-- Start MATERIAL SHOWN --
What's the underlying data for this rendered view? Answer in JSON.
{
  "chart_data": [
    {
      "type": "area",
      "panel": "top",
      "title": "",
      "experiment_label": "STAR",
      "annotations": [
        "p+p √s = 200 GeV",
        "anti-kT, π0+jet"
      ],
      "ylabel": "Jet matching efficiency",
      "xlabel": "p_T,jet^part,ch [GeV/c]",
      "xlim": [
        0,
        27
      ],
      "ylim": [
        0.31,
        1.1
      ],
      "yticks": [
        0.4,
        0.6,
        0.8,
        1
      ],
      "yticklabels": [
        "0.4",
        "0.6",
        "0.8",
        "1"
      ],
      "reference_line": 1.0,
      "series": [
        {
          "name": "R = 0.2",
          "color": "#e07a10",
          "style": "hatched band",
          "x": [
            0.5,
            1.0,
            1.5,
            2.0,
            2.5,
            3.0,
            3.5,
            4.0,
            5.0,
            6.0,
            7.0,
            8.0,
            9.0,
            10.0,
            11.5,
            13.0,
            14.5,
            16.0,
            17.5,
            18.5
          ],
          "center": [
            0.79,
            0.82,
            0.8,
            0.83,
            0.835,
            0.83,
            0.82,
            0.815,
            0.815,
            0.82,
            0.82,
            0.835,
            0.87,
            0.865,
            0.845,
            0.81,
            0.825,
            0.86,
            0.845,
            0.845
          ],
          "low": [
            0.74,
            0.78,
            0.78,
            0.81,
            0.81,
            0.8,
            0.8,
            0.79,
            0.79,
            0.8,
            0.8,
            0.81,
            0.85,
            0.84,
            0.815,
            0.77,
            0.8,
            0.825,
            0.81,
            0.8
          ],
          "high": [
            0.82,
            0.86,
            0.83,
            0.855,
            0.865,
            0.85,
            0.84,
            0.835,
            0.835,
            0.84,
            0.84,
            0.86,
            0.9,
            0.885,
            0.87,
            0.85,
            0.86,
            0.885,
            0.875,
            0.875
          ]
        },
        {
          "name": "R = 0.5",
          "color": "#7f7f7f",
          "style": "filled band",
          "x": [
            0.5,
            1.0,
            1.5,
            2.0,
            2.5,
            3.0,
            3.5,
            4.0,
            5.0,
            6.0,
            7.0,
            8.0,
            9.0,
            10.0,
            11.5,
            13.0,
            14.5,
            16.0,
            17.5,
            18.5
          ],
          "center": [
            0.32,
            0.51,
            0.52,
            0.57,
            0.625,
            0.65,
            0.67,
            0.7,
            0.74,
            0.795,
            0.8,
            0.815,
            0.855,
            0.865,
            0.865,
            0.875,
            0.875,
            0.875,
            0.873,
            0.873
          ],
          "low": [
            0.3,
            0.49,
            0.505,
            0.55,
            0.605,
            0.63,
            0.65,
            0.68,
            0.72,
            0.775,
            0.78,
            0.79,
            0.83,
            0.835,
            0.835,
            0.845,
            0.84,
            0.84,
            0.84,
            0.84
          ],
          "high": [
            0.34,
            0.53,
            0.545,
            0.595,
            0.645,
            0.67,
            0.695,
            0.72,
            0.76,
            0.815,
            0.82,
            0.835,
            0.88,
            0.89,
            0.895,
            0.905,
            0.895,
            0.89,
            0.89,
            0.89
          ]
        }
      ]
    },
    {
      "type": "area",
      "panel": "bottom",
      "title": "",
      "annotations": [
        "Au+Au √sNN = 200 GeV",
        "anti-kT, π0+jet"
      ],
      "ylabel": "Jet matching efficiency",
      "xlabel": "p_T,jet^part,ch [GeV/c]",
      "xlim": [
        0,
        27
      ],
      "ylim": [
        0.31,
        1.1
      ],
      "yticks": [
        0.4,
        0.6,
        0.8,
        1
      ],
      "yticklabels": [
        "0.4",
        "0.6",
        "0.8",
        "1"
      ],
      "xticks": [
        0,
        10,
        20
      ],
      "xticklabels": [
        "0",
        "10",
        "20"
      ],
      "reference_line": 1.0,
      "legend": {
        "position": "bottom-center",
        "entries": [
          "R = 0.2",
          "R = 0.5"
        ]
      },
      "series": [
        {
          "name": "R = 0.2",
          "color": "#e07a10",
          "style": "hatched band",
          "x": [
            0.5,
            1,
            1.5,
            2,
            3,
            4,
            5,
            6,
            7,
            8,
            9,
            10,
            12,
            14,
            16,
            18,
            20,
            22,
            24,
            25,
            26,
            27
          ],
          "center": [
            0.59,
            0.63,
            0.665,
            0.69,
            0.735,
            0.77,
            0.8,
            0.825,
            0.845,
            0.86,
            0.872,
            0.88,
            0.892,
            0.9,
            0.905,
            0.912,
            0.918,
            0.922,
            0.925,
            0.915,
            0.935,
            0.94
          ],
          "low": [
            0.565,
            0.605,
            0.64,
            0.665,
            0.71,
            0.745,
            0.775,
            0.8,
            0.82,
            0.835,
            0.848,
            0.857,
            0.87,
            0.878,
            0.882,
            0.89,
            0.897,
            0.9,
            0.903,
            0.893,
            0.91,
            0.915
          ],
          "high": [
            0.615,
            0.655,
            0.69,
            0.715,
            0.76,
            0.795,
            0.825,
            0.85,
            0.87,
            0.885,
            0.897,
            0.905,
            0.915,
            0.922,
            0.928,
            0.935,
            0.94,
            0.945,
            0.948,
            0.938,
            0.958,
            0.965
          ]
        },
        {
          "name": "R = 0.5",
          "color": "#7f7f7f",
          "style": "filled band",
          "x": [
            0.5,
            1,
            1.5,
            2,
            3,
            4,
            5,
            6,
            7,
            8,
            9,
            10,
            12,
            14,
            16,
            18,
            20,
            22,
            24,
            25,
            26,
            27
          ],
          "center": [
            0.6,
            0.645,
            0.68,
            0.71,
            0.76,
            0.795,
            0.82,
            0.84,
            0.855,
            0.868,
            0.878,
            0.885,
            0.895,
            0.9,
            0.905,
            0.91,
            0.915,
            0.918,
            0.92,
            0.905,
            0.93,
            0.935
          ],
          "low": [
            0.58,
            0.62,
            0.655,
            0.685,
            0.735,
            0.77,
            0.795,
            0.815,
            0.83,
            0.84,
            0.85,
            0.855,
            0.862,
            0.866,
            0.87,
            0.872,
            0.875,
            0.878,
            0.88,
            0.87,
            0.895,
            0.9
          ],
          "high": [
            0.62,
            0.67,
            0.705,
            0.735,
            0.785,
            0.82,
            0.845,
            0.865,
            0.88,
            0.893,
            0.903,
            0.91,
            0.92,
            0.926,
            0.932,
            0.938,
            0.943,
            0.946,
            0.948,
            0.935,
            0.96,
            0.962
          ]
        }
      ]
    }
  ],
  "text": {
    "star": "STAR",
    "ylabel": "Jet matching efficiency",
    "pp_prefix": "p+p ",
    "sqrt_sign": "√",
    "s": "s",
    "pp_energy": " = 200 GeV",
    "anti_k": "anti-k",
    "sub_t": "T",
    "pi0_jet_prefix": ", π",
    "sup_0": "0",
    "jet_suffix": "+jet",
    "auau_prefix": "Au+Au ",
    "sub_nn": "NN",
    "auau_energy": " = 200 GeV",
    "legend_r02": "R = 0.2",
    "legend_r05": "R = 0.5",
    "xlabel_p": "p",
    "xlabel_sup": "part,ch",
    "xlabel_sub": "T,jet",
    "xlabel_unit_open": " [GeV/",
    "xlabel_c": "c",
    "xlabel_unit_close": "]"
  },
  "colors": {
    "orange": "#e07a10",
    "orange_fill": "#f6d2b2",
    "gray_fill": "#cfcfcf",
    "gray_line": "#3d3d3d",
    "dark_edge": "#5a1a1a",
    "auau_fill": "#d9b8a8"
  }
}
-- End MATERIAL SHOWN --
-- Start MATERIAL SHOWN --
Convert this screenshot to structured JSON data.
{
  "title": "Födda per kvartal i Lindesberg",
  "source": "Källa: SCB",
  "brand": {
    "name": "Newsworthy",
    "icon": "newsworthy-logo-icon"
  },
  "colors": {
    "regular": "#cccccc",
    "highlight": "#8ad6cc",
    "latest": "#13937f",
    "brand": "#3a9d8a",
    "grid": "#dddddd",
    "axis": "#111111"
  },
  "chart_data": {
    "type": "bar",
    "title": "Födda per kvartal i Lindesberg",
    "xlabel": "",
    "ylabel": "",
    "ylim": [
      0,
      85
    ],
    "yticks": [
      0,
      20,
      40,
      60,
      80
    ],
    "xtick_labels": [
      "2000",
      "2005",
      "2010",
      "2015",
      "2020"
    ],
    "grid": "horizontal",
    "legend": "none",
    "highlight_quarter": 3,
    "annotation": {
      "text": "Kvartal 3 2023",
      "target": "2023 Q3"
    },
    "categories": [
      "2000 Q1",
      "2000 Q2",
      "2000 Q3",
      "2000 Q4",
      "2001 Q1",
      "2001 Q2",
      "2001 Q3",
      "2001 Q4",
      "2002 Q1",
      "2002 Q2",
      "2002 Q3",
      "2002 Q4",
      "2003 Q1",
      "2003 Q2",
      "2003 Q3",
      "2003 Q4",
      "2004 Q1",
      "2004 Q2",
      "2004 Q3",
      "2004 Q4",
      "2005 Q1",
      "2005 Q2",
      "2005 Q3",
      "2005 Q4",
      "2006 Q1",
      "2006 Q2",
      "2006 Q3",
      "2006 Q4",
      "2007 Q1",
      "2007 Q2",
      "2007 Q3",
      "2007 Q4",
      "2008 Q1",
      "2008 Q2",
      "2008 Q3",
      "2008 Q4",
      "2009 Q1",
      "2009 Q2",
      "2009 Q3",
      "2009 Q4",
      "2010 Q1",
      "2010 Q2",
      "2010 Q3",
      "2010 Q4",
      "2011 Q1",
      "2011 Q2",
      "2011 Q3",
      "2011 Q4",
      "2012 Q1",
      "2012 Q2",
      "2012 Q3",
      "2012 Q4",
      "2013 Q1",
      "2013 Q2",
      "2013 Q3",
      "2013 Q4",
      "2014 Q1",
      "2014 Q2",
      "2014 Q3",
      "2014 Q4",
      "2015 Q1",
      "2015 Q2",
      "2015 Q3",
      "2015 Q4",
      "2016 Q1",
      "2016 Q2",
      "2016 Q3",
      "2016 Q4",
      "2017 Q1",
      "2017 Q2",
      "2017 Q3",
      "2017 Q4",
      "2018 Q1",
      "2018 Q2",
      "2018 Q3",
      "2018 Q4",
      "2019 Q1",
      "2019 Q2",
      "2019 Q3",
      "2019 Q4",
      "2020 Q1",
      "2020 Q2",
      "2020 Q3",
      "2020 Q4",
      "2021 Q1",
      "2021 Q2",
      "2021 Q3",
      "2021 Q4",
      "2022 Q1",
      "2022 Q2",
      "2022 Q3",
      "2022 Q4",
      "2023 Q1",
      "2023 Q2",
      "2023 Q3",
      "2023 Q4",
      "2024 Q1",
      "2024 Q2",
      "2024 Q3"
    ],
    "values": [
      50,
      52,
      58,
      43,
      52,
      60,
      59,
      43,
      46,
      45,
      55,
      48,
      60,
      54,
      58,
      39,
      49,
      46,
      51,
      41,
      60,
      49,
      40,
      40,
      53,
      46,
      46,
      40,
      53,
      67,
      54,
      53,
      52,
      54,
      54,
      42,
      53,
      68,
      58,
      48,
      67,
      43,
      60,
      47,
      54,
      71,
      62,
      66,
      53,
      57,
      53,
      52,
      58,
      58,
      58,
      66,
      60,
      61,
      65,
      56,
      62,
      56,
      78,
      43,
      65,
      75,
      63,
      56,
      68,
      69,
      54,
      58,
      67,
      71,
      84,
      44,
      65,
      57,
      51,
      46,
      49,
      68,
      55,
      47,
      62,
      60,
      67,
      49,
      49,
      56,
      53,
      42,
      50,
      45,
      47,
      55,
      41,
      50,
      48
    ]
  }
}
-- End MATERIAL SHOWN --
-- Start MATERIAL SHOWN --
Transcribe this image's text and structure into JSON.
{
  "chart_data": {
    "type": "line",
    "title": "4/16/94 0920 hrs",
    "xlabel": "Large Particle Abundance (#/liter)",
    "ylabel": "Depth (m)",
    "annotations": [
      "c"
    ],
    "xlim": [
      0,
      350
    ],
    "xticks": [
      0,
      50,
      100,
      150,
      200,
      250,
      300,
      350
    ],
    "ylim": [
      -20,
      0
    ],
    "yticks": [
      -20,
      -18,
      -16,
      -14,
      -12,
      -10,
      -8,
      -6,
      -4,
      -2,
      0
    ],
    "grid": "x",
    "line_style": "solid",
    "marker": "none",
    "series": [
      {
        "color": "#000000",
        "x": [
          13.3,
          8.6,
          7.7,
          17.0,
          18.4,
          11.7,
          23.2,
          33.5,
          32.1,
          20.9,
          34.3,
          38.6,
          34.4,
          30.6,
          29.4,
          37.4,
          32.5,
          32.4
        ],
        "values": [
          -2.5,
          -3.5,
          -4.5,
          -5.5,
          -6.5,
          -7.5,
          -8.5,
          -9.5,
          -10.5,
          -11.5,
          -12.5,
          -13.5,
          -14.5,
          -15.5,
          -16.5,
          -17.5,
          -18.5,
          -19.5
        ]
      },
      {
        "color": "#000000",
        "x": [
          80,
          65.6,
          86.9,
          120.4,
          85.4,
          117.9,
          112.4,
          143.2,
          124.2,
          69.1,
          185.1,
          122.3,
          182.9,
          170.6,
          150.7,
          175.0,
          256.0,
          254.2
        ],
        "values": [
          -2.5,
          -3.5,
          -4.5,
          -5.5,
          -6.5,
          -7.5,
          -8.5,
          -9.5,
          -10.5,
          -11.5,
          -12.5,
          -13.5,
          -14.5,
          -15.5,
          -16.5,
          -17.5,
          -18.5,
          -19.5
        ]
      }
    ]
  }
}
-- End MATERIAL SHOWN --
Pull out every line of the entries that includes the word "ylabel".

      "ylabel": "Jet matching efficiency",
      "ylabel": "Jet matching efficiency",
    "ylabel": "Jet matching efficiency",
    "ylabel": "",
    "ylabel": "Depth (m)",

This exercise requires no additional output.